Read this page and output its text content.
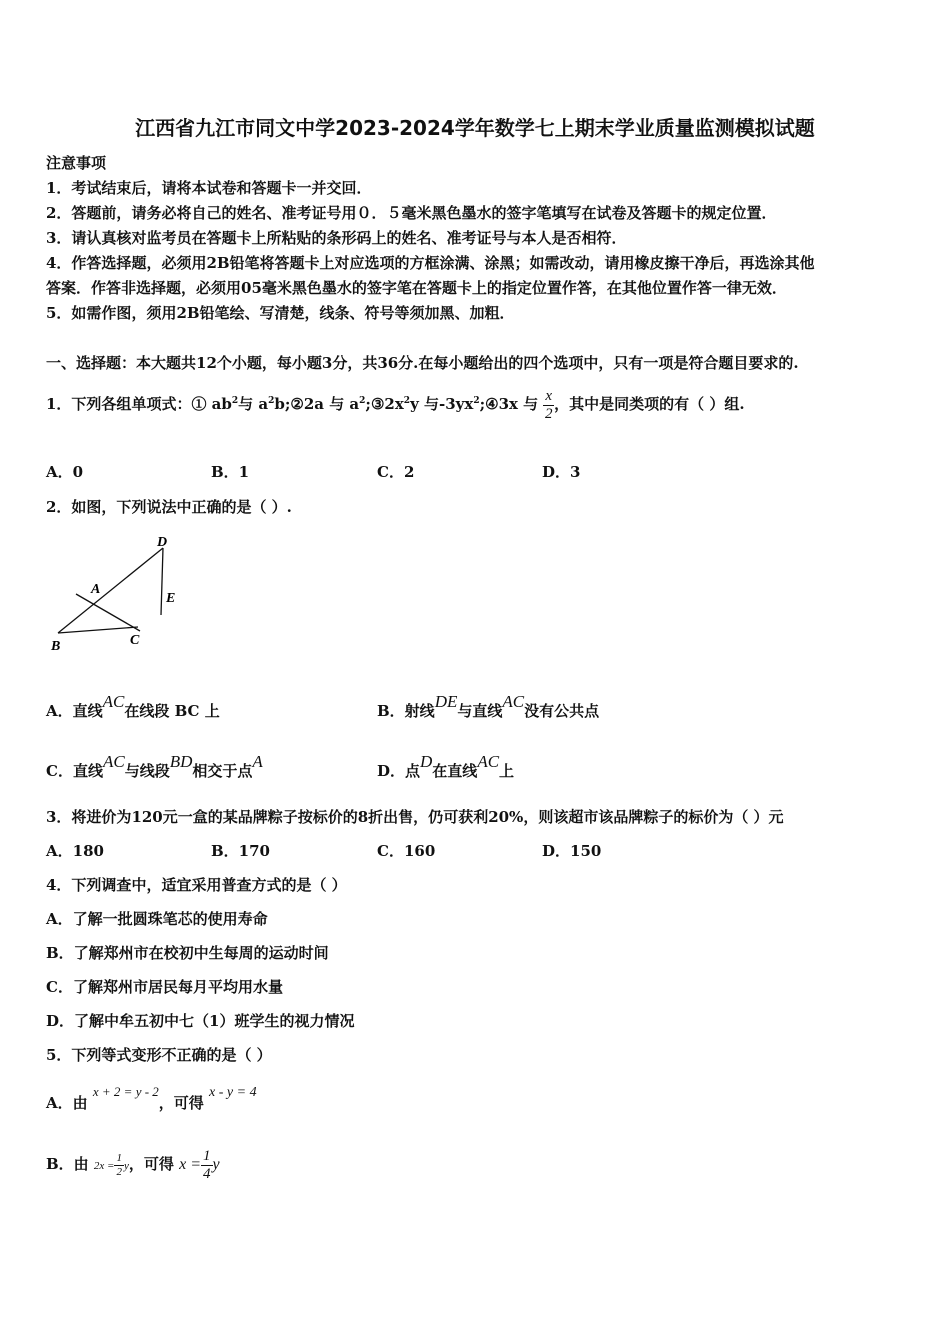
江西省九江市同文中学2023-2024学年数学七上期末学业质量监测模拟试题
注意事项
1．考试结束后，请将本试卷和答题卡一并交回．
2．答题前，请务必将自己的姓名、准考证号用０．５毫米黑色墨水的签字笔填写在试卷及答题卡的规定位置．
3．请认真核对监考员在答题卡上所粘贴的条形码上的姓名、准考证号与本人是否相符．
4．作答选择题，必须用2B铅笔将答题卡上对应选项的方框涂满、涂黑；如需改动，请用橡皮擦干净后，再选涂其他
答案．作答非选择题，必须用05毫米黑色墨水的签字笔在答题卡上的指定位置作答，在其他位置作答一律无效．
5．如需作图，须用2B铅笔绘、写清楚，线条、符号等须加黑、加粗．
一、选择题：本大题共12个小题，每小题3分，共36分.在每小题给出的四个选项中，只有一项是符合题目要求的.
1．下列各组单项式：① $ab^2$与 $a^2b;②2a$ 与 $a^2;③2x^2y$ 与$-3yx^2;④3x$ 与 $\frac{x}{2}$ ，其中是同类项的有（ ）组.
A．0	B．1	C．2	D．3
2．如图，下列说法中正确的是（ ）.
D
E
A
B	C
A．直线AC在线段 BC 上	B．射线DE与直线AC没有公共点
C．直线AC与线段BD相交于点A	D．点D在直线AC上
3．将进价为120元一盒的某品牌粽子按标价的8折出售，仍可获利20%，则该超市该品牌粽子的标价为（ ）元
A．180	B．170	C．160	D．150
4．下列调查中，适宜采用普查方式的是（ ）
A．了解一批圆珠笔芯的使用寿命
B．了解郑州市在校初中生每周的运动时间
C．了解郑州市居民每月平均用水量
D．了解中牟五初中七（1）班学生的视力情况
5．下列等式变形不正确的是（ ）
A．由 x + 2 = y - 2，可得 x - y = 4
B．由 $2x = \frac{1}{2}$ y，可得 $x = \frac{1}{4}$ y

### STATED PROBLEM
Only a number is expected here: the count of lines in the listing that hold the string "frac".

### RESPONSE
2